● Text shown
* start *
All these are, indeed, very sophisticated. But the politics that underpinned them was surprisingly crude. Not only was the Empire a mere military despotism, it was also peculiarly mistrustful of any form of self-help, much less self-government, on the part of its subjects. This is shown by a famous exchange of letters between the Emperor Trajan and the senatorial aristocrat and man of letters Pliny the Younger, who was then governor of the province of Bithynia in Asia Minor. The important provincial city of Nicomedia, Pliny informed the emperor, had suffered a devastating fire. Might he encourage the citizens to set up a guild of firemen to fight future conflagrations? On no account, replied the emperor, since such bodies, whatever their ostensible purpose, become fronts for faction and political dissent.

It was this enforced passivity on the part of its civilian populations that helped make the Empire such easy meat for the barbarian invaders. It is also its sharpest point of contrast with the kingdom of Wessex, round which England coalesced in the ninth and tenth centuries. Wessex was not a democracy, or even a peasant commonwealth, as some of its more enthusiastic Victorian historians assumed. But it was a participatory society, which balanced a powerful and effective monarchy at the centre with institutions of local government which required – and got – the active involvement of most free men. It was this combination, which was unique in Europe at the time and long after, as well as good luck and inspired royal leadership, which enabled Wessex to survive, and finally to thrive, in the face of the Viking invasions that destroyed all the other Anglo-Saxon kingdoms.
* end *
● Challenge 1
According to the passage on the Roman Empire and Wessex, which province was Pliny the Younger governing when he wrote to Trajan?
● Challenge 2
Carry on the passage on the Roman Empire and Wessex, picking up after its final sentence.
The listing that comes next is taken from a separate source.

● Collected data
* start *
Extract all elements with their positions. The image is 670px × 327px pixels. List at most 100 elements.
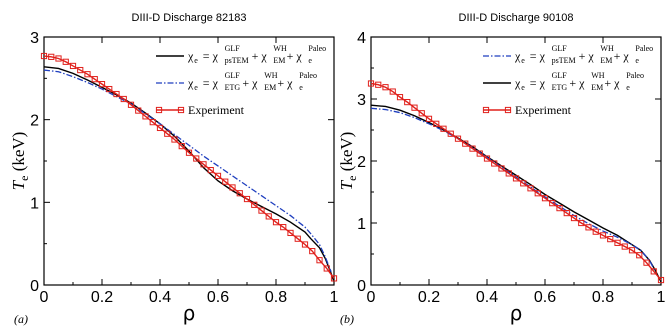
* end *
● Task output 1
Bithynia in Asia Minor.

● Task output 2
The result was England. It was an early, perhaps indeed the earliest, nation-state, with a remarkable unity of language, culture and politics. The vernacular, Anglo-Saxon or Old English, not Latin as elsewhere, was the language of politics and administration. It was also the language of The Anglo-Saxon Chronicle. This was no episodic monastic annal; it was a book of national record that charted, self-consciously and deliberately, the birth and development of a nation. All this gave Anglo-Saxon England a powerful sense of national solidarity: it could negotiate collectively with its kings even when they were conquerors; it could also strive to settle political disputes without the bloodshed of civil war.

It was, in short, different.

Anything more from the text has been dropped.